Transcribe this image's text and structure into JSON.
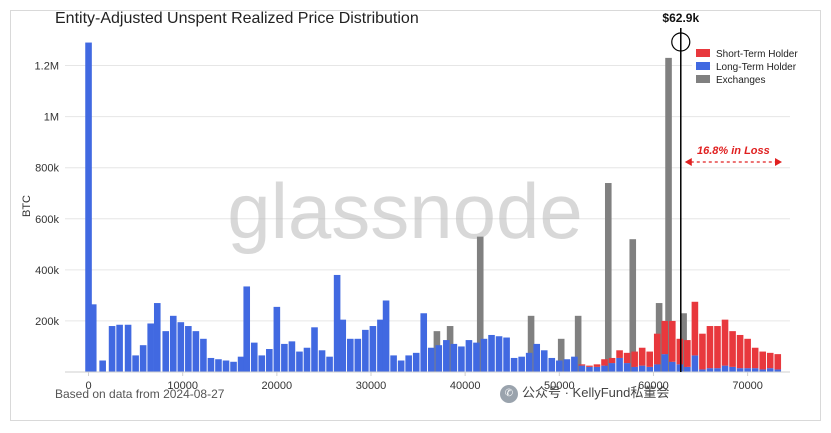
{
  "chart_data": {
    "type": "bar",
    "title": "Entity-Adjusted Unspent Realized Price Distribution",
    "ylabel": "BTC",
    "xlabel": "",
    "xlim": [
      -2500,
      74500
    ],
    "ylim": [
      0,
      1300000
    ],
    "yticks": [
      200000,
      400000,
      600000,
      800000,
      1000000,
      1200000
    ],
    "ytick_labels": [
      "200k",
      "400k",
      "600k",
      "800k",
      "1M",
      "1.2M"
    ],
    "xticks": [
      0,
      10000,
      20000,
      30000,
      40000,
      50000,
      60000,
      70000
    ],
    "xtick_labels": [
      "0",
      "10000",
      "20000",
      "30000",
      "40000",
      "50000",
      "60000",
      "70000"
    ],
    "grid": true,
    "legend_position": "top-right",
    "bin_width": 700,
    "series": [
      {
        "name": "Long-Term Holder",
        "color": "#4169e1",
        "points": [
          {
            "x": 0,
            "y": 1290000
          },
          {
            "x": 500,
            "y": 265000
          },
          {
            "x": 1500,
            "y": 45000
          },
          {
            "x": 2500,
            "y": 180000
          },
          {
            "x": 3300,
            "y": 185000
          },
          {
            "x": 4200,
            "y": 185000
          },
          {
            "x": 5000,
            "y": 65000
          },
          {
            "x": 5800,
            "y": 105000
          },
          {
            "x": 6600,
            "y": 190000
          },
          {
            "x": 7300,
            "y": 270000
          },
          {
            "x": 8200,
            "y": 160000
          },
          {
            "x": 9000,
            "y": 220000
          },
          {
            "x": 9800,
            "y": 195000
          },
          {
            "x": 10600,
            "y": 180000
          },
          {
            "x": 11400,
            "y": 160000
          },
          {
            "x": 12200,
            "y": 130000
          },
          {
            "x": 13000,
            "y": 55000
          },
          {
            "x": 13800,
            "y": 50000
          },
          {
            "x": 14600,
            "y": 45000
          },
          {
            "x": 15400,
            "y": 40000
          },
          {
            "x": 16200,
            "y": 60000
          },
          {
            "x": 16800,
            "y": 335000
          },
          {
            "x": 17600,
            "y": 115000
          },
          {
            "x": 18400,
            "y": 65000
          },
          {
            "x": 19200,
            "y": 90000
          },
          {
            "x": 20000,
            "y": 255000
          },
          {
            "x": 20800,
            "y": 110000
          },
          {
            "x": 21600,
            "y": 120000
          },
          {
            "x": 22400,
            "y": 80000
          },
          {
            "x": 23200,
            "y": 95000
          },
          {
            "x": 24000,
            "y": 175000
          },
          {
            "x": 24800,
            "y": 85000
          },
          {
            "x": 25600,
            "y": 60000
          },
          {
            "x": 26400,
            "y": 380000
          },
          {
            "x": 27000,
            "y": 205000
          },
          {
            "x": 27800,
            "y": 130000
          },
          {
            "x": 28600,
            "y": 130000
          },
          {
            "x": 29400,
            "y": 165000
          },
          {
            "x": 30200,
            "y": 180000
          },
          {
            "x": 31000,
            "y": 205000
          },
          {
            "x": 31600,
            "y": 280000
          },
          {
            "x": 32400,
            "y": 65000
          },
          {
            "x": 33200,
            "y": 45000
          },
          {
            "x": 34000,
            "y": 65000
          },
          {
            "x": 34800,
            "y": 75000
          },
          {
            "x": 35600,
            "y": 230000
          },
          {
            "x": 36400,
            "y": 95000
          },
          {
            "x": 37200,
            "y": 105000
          },
          {
            "x": 38000,
            "y": 125000
          },
          {
            "x": 38800,
            "y": 110000
          },
          {
            "x": 39600,
            "y": 100000
          },
          {
            "x": 40400,
            "y": 125000
          },
          {
            "x": 41200,
            "y": 115000
          },
          {
            "x": 42000,
            "y": 130000
          },
          {
            "x": 42800,
            "y": 145000
          },
          {
            "x": 43600,
            "y": 140000
          },
          {
            "x": 44400,
            "y": 135000
          },
          {
            "x": 45200,
            "y": 55000
          },
          {
            "x": 46000,
            "y": 60000
          },
          {
            "x": 46800,
            "y": 75000
          },
          {
            "x": 47600,
            "y": 110000
          },
          {
            "x": 48400,
            "y": 85000
          },
          {
            "x": 49200,
            "y": 55000
          },
          {
            "x": 50000,
            "y": 45000
          },
          {
            "x": 50800,
            "y": 50000
          },
          {
            "x": 51600,
            "y": 60000
          },
          {
            "x": 52400,
            "y": 25000
          },
          {
            "x": 53200,
            "y": 20000
          },
          {
            "x": 54000,
            "y": 20000
          },
          {
            "x": 54800,
            "y": 25000
          },
          {
            "x": 55600,
            "y": 35000
          },
          {
            "x": 56400,
            "y": 55000
          },
          {
            "x": 57200,
            "y": 35000
          },
          {
            "x": 58000,
            "y": 20000
          },
          {
            "x": 58800,
            "y": 25000
          },
          {
            "x": 59600,
            "y": 20000
          },
          {
            "x": 60400,
            "y": 30000
          },
          {
            "x": 61200,
            "y": 70000
          },
          {
            "x": 62000,
            "y": 40000
          },
          {
            "x": 62800,
            "y": 30000
          },
          {
            "x": 63600,
            "y": 20000
          },
          {
            "x": 64400,
            "y": 65000
          },
          {
            "x": 65200,
            "y": 10000
          },
          {
            "x": 66000,
            "y": 15000
          },
          {
            "x": 66800,
            "y": 15000
          },
          {
            "x": 67600,
            "y": 25000
          },
          {
            "x": 68400,
            "y": 20000
          },
          {
            "x": 69200,
            "y": 15000
          },
          {
            "x": 70000,
            "y": 15000
          },
          {
            "x": 70800,
            "y": 15000
          },
          {
            "x": 71600,
            "y": 10000
          },
          {
            "x": 72400,
            "y": 15000
          },
          {
            "x": 73200,
            "y": 10000
          }
        ]
      },
      {
        "name": "Short-Term Holder",
        "color": "#e8383d",
        "points": [
          {
            "x": 52400,
            "y": 5000
          },
          {
            "x": 53200,
            "y": 5000
          },
          {
            "x": 54000,
            "y": 10000
          },
          {
            "x": 54800,
            "y": 25000
          },
          {
            "x": 55600,
            "y": 20000
          },
          {
            "x": 56400,
            "y": 30000
          },
          {
            "x": 57200,
            "y": 40000
          },
          {
            "x": 58000,
            "y": 60000
          },
          {
            "x": 58800,
            "y": 70000
          },
          {
            "x": 59600,
            "y": 60000
          },
          {
            "x": 60400,
            "y": 120000
          },
          {
            "x": 61200,
            "y": 130000
          },
          {
            "x": 62000,
            "y": 160000
          },
          {
            "x": 62800,
            "y": 100000
          },
          {
            "x": 63600,
            "y": 105000
          },
          {
            "x": 64400,
            "y": 210000
          },
          {
            "x": 65200,
            "y": 140000
          },
          {
            "x": 66000,
            "y": 165000
          },
          {
            "x": 66800,
            "y": 165000
          },
          {
            "x": 67600,
            "y": 180000
          },
          {
            "x": 68400,
            "y": 140000
          },
          {
            "x": 69200,
            "y": 130000
          },
          {
            "x": 70000,
            "y": 115000
          },
          {
            "x": 70800,
            "y": 80000
          },
          {
            "x": 71600,
            "y": 70000
          },
          {
            "x": 72400,
            "y": 60000
          },
          {
            "x": 73200,
            "y": 60000
          }
        ]
      },
      {
        "name": "Exchanges",
        "color": "#808080",
        "points": [
          {
            "x": 41600,
            "y": 530000
          },
          {
            "x": 38400,
            "y": 180000
          },
          {
            "x": 37000,
            "y": 160000
          },
          {
            "x": 47000,
            "y": 220000
          },
          {
            "x": 52000,
            "y": 220000
          },
          {
            "x": 55200,
            "y": 740000
          },
          {
            "x": 57800,
            "y": 520000
          },
          {
            "x": 61600,
            "y": 1230000
          },
          {
            "x": 60600,
            "y": 270000
          },
          {
            "x": 63200,
            "y": 230000
          },
          {
            "x": 50200,
            "y": 130000
          }
        ]
      }
    ],
    "annotations": {
      "price_line_x": 62900,
      "price_label": "$62.9k",
      "loss_label": "16.8% in Loss"
    }
  },
  "footer": {
    "source_text": "Based on data from 2024-08-27",
    "watermark_text": "glassnode",
    "credit_text": "公众号 · KellyFund私董会"
  }
}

*TASK TO CARRY OUT*: Pull every line containing "Holder" out of the records.

*RESULT OF THIS EXERCISE*:
        "name": "Long-Term Holder",
        "name": "Short-Term Holder",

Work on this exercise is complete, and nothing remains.